MATERIAL TO PROCESS:

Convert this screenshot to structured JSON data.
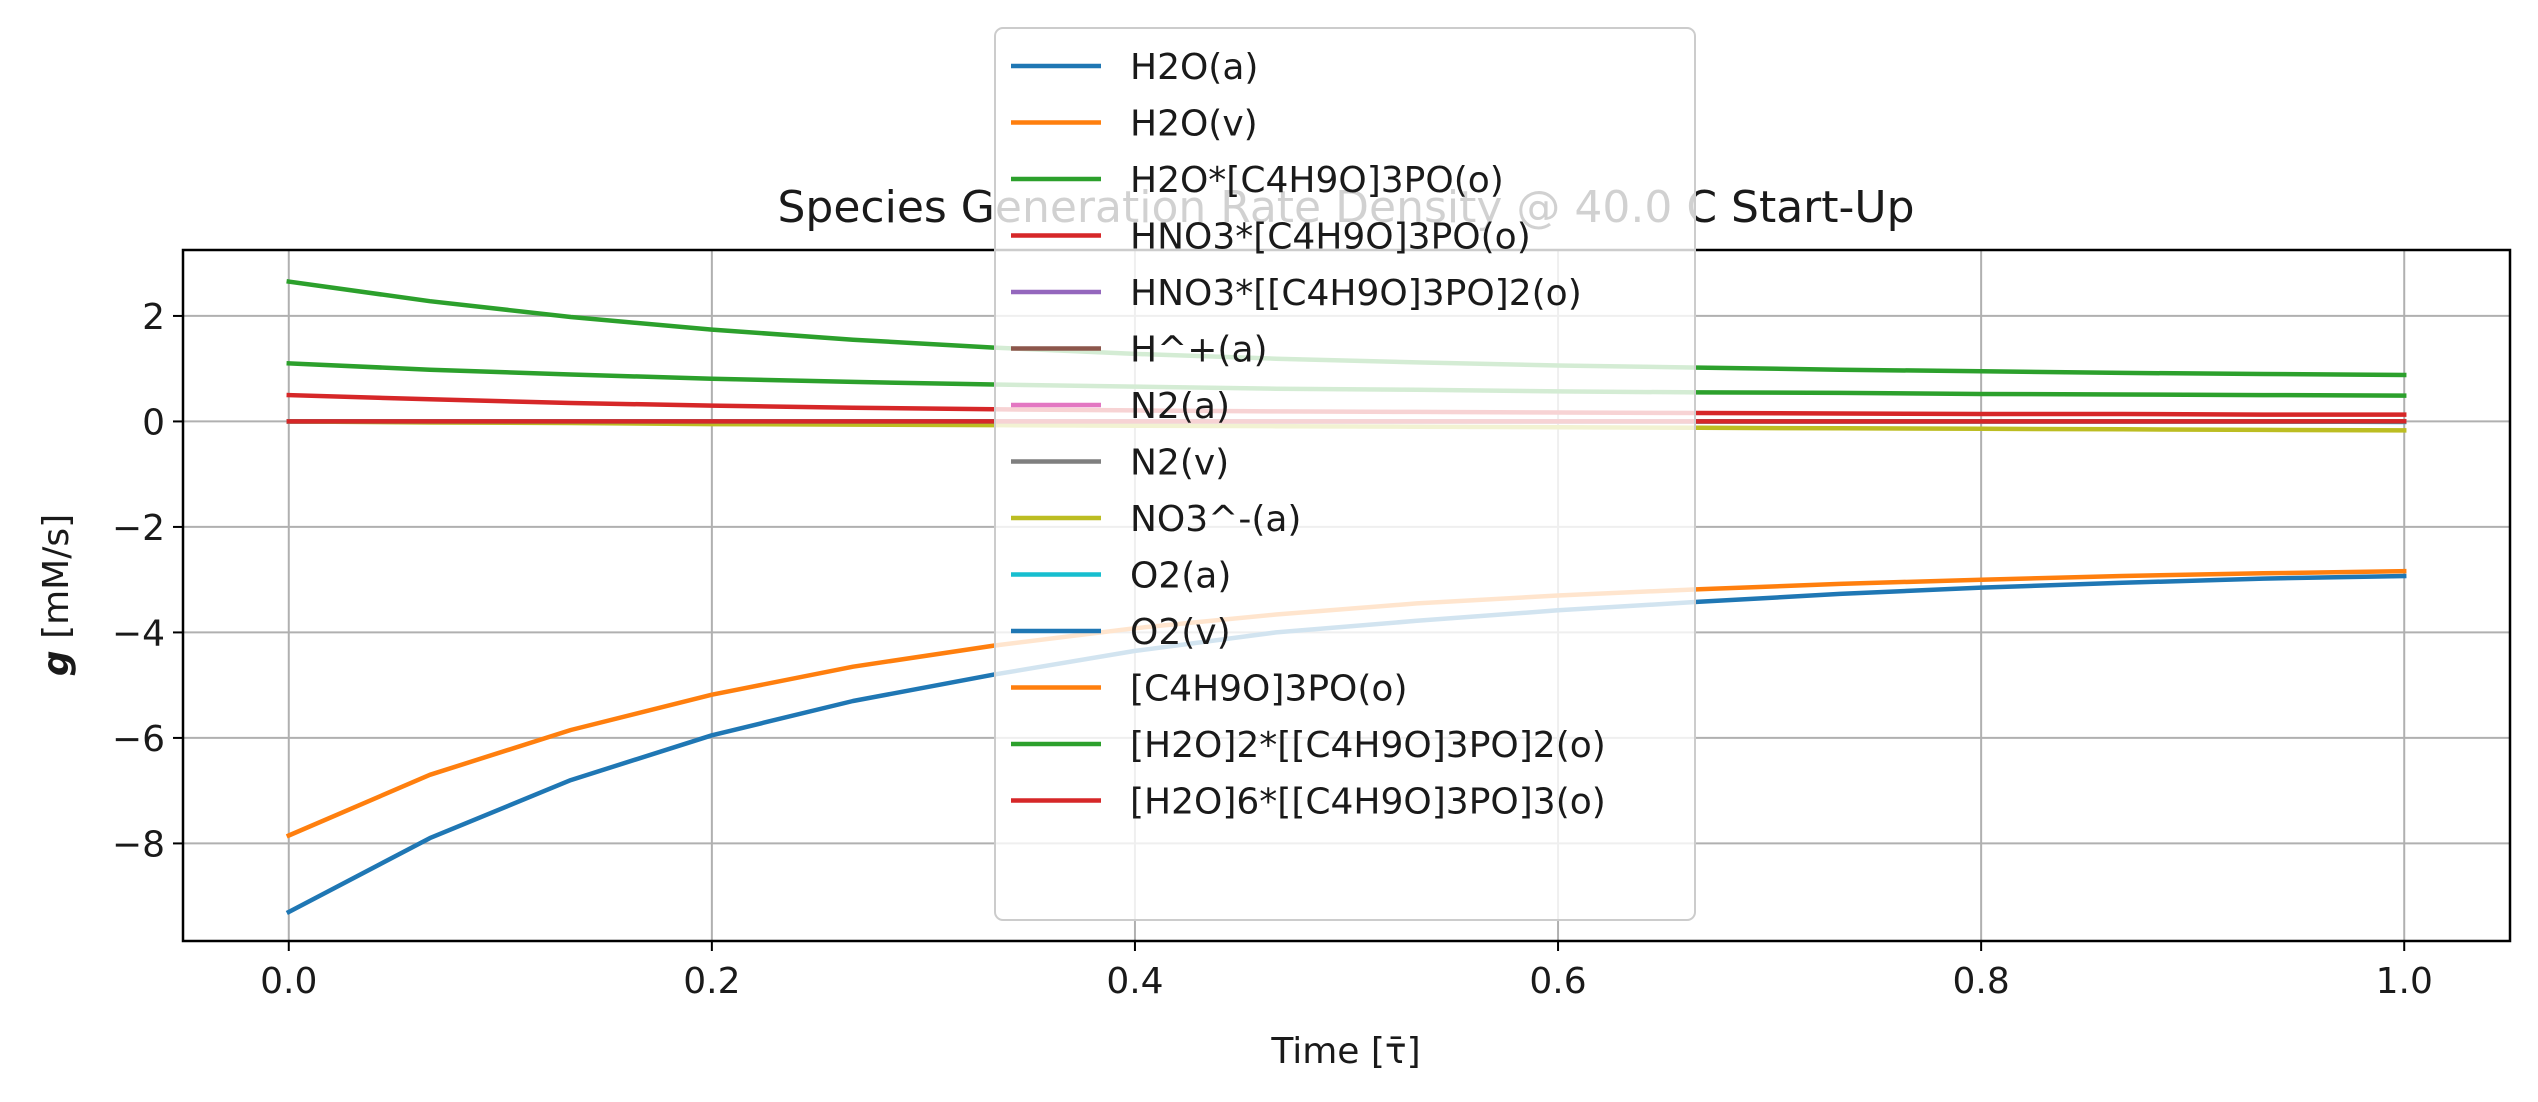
{
  "chart_data": {
    "type": "line",
    "title": "Species Generation Rate Density @ 40.0 C Start-Up",
    "xlabel": "Time [τ̄]",
    "ylabel_symbol": "g",
    "ylabel_unit": " [mM/s]",
    "xlim": [
      -0.05,
      1.05
    ],
    "ylim": [
      -9.85,
      3.25
    ],
    "xticks": [
      0.0,
      0.2,
      0.4,
      0.6,
      0.8,
      1.0
    ],
    "xtick_labels": [
      "0.0",
      "0.2",
      "0.4",
      "0.6",
      "0.8",
      "1.0"
    ],
    "yticks": [
      -8,
      -6,
      -4,
      -2,
      0,
      2
    ],
    "ytick_labels": [
      "−8",
      "−6",
      "−4",
      "−2",
      "0",
      "2"
    ],
    "grid": true,
    "legend_position": "upper-center",
    "x": [
      0.0,
      0.0667,
      0.1333,
      0.2,
      0.2667,
      0.3333,
      0.4,
      0.4667,
      0.5333,
      0.6,
      0.6667,
      0.7333,
      0.8,
      0.8667,
      0.9333,
      1.0
    ],
    "series": [
      {
        "name": "H2O(a)",
        "color": "#1f77b4",
        "values": [
          0,
          0,
          0,
          0,
          0,
          0,
          0,
          0,
          0,
          0,
          0,
          0,
          0,
          0,
          0,
          0
        ]
      },
      {
        "name": "H2O(v)",
        "color": "#ff7f0e",
        "values": [
          0,
          0,
          0,
          0,
          0,
          0,
          0,
          0,
          0,
          0,
          0,
          0,
          0,
          0,
          0,
          0
        ]
      },
      {
        "name": "H2O*[C4H9O]3PO(o)",
        "color": "#2ca02c",
        "values": [
          1.1,
          0.98,
          0.89,
          0.81,
          0.75,
          0.7,
          0.66,
          0.62,
          0.6,
          0.57,
          0.55,
          0.54,
          0.52,
          0.51,
          0.5,
          0.49
        ]
      },
      {
        "name": "HNO3*[C4H9O]3PO(o)",
        "color": "#d62728",
        "values": [
          0.5,
          0.42,
          0.35,
          0.3,
          0.26,
          0.23,
          0.21,
          0.19,
          0.18,
          0.17,
          0.16,
          0.15,
          0.14,
          0.14,
          0.13,
          0.13
        ]
      },
      {
        "name": "HNO3*[[C4H9O]3PO]2(o)",
        "color": "#9467bd",
        "values": [
          0,
          0,
          0,
          0,
          0,
          0,
          0,
          0,
          0,
          0,
          0,
          0,
          0,
          0,
          0,
          0
        ]
      },
      {
        "name": "H^+(a)",
        "color": "#8c564b",
        "values": [
          0,
          0,
          0,
          0,
          0,
          0,
          0,
          0,
          0,
          0,
          0,
          0,
          0,
          0,
          0,
          0
        ]
      },
      {
        "name": "N2(a)",
        "color": "#e377c2",
        "values": [
          0,
          0,
          0,
          0,
          0,
          0,
          0,
          0,
          0,
          0,
          0,
          0,
          0,
          0,
          0,
          0
        ]
      },
      {
        "name": "N2(v)",
        "color": "#7f7f7f",
        "values": [
          0,
          0,
          0,
          0,
          0,
          0,
          0,
          0,
          0,
          0,
          0,
          0,
          0,
          0,
          0,
          0
        ]
      },
      {
        "name": "NO3^-(a)",
        "color": "#bcbd22",
        "values": [
          0,
          -0.02,
          -0.03,
          -0.05,
          -0.06,
          -0.07,
          -0.08,
          -0.09,
          -0.1,
          -0.11,
          -0.12,
          -0.13,
          -0.14,
          -0.15,
          -0.16,
          -0.17
        ]
      },
      {
        "name": "O2(a)",
        "color": "#17becf",
        "values": [
          0,
          0,
          0,
          0,
          0,
          0,
          0,
          0,
          0,
          0,
          0,
          0,
          0,
          0,
          0,
          -0.01
        ]
      },
      {
        "name": "O2(v)",
        "color": "#1f77b4",
        "values": [
          -9.3,
          -7.9,
          -6.8,
          -5.95,
          -5.3,
          -4.8,
          -4.35,
          -4.0,
          -3.78,
          -3.58,
          -3.42,
          -3.27,
          -3.15,
          -3.06,
          -2.98,
          -2.93
        ]
      },
      {
        "name": "[C4H9O]3PO(o)",
        "color": "#ff7f0e",
        "values": [
          -7.85,
          -6.7,
          -5.85,
          -5.18,
          -4.65,
          -4.25,
          -3.92,
          -3.66,
          -3.45,
          -3.3,
          -3.18,
          -3.08,
          -3.0,
          -2.93,
          -2.88,
          -2.84
        ]
      },
      {
        "name": "[H2O]2*[[C4H9O]3PO]2(o)",
        "color": "#2ca02c",
        "values": [
          2.65,
          2.28,
          1.98,
          1.74,
          1.55,
          1.4,
          1.28,
          1.19,
          1.12,
          1.06,
          1.02,
          0.98,
          0.95,
          0.92,
          0.9,
          0.88
        ]
      },
      {
        "name": "[H2O]6*[[C4H9O]3PO]3(o)",
        "color": "#d62728",
        "values": [
          0,
          0,
          0,
          0,
          0,
          0,
          0,
          0,
          0,
          0,
          0,
          0,
          0,
          0,
          0,
          0
        ]
      }
    ]
  }
}
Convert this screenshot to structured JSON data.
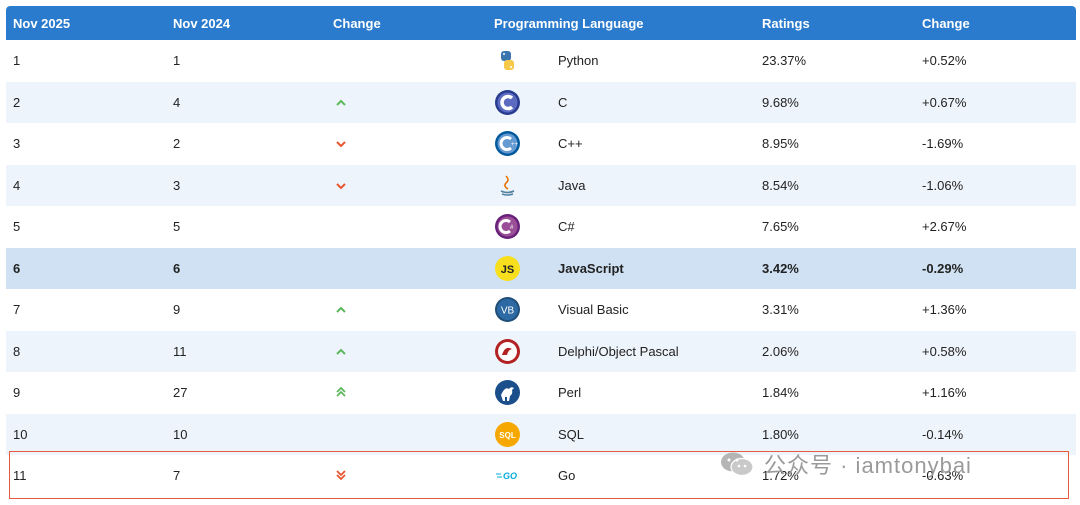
{
  "header": {
    "col_nov2025": "Nov 2025",
    "col_nov2024": "Nov 2024",
    "col_change": "Change",
    "col_language": "Programming Language",
    "col_ratings": "Ratings",
    "col_change2": "Change"
  },
  "rows": [
    {
      "rank2025": "1",
      "rank2024": "1",
      "trend": "none",
      "language": "Python",
      "logo": "python-logo-icon",
      "rating": "23.37%",
      "change": "+0.52%"
    },
    {
      "rank2025": "2",
      "rank2024": "4",
      "trend": "up",
      "language": "C",
      "logo": "c-logo-icon",
      "rating": "9.68%",
      "change": "+0.67%"
    },
    {
      "rank2025": "3",
      "rank2024": "2",
      "trend": "down",
      "language": "C++",
      "logo": "cpp-logo-icon",
      "rating": "8.95%",
      "change": "-1.69%"
    },
    {
      "rank2025": "4",
      "rank2024": "3",
      "trend": "down",
      "language": "Java",
      "logo": "java-logo-icon",
      "rating": "8.54%",
      "change": "-1.06%"
    },
    {
      "rank2025": "5",
      "rank2024": "5",
      "trend": "none",
      "language": "C#",
      "logo": "csharp-logo-icon",
      "rating": "7.65%",
      "change": "+2.67%"
    },
    {
      "rank2025": "6",
      "rank2024": "6",
      "trend": "none",
      "language": "JavaScript",
      "logo": "javascript-logo-icon",
      "rating": "3.42%",
      "change": "-0.29%"
    },
    {
      "rank2025": "7",
      "rank2024": "9",
      "trend": "up",
      "language": "Visual Basic",
      "logo": "vb-logo-icon",
      "rating": "3.31%",
      "change": "+1.36%"
    },
    {
      "rank2025": "8",
      "rank2024": "11",
      "trend": "up",
      "language": "Delphi/Object Pascal",
      "logo": "delphi-logo-icon",
      "rating": "2.06%",
      "change": "+0.58%"
    },
    {
      "rank2025": "9",
      "rank2024": "27",
      "trend": "double-up",
      "language": "Perl",
      "logo": "perl-logo-icon",
      "rating": "1.84%",
      "change": "+1.16%"
    },
    {
      "rank2025": "10",
      "rank2024": "10",
      "trend": "none",
      "language": "SQL",
      "logo": "sql-logo-icon",
      "rating": "1.80%",
      "change": "-0.14%"
    },
    {
      "rank2025": "11",
      "rank2024": "7",
      "trend": "double-down",
      "language": "Go",
      "logo": "go-logo-icon",
      "rating": "1.72%",
      "change": "-0.63%"
    }
  ],
  "logo_text": {
    "js": "JS",
    "vb": "VB",
    "sql": "SQL",
    "go": "GO"
  },
  "watermark": {
    "text": "公众号 · iamtonybai"
  },
  "colors": {
    "header": "#2a7bcd",
    "highlight": "#cfe1f3",
    "up": "#5cb85c",
    "down": "#e8562f",
    "annotation": "#e65b3f"
  }
}
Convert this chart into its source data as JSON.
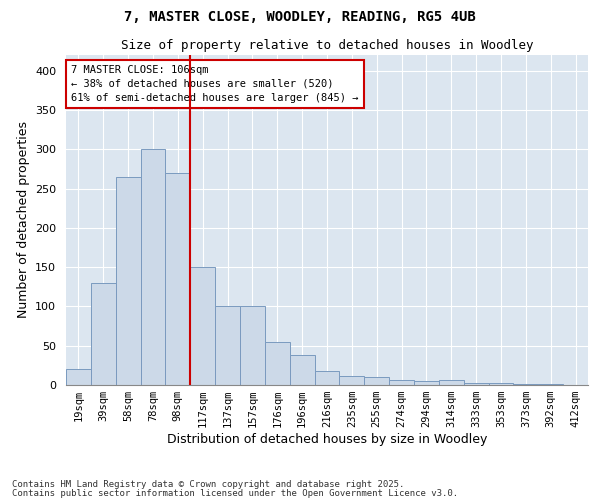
{
  "title": "7, MASTER CLOSE, WOODLEY, READING, RG5 4UB",
  "subtitle": "Size of property relative to detached houses in Woodley",
  "xlabel": "Distribution of detached houses by size in Woodley",
  "ylabel": "Number of detached properties",
  "bar_color": "#ccd9e8",
  "bar_edge_color": "#7a9abf",
  "background_color": "#dce6f0",
  "fig_background": "#ffffff",
  "grid_color": "#ffffff",
  "vline_color": "#cc0000",
  "categories": [
    "19sqm",
    "39sqm",
    "58sqm",
    "78sqm",
    "98sqm",
    "117sqm",
    "137sqm",
    "157sqm",
    "176sqm",
    "196sqm",
    "216sqm",
    "235sqm",
    "255sqm",
    "274sqm",
    "294sqm",
    "314sqm",
    "333sqm",
    "353sqm",
    "373sqm",
    "392sqm",
    "412sqm"
  ],
  "values": [
    20,
    130,
    265,
    300,
    270,
    150,
    100,
    100,
    55,
    38,
    18,
    12,
    10,
    7,
    5,
    6,
    2,
    3,
    1,
    1,
    0
  ],
  "ylim": [
    0,
    420
  ],
  "yticks": [
    0,
    50,
    100,
    150,
    200,
    250,
    300,
    350,
    400
  ],
  "annotation_line1": "7 MASTER CLOSE: 106sqm",
  "annotation_line2": "← 38% of detached houses are smaller (520)",
  "annotation_line3": "61% of semi-detached houses are larger (845) →",
  "footnote1": "Contains HM Land Registry data © Crown copyright and database right 2025.",
  "footnote2": "Contains public sector information licensed under the Open Government Licence v3.0."
}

EXERCISE DETAILS:
Check each line of the entries above, and show every one holding the word "CLOSE".

FULL RESPONSE:
  "title": "7, MASTER CLOSE, WOODLEY, READING, RG5 4UB",
  "annotation_line1": "7 MASTER CLOSE: 106sqm",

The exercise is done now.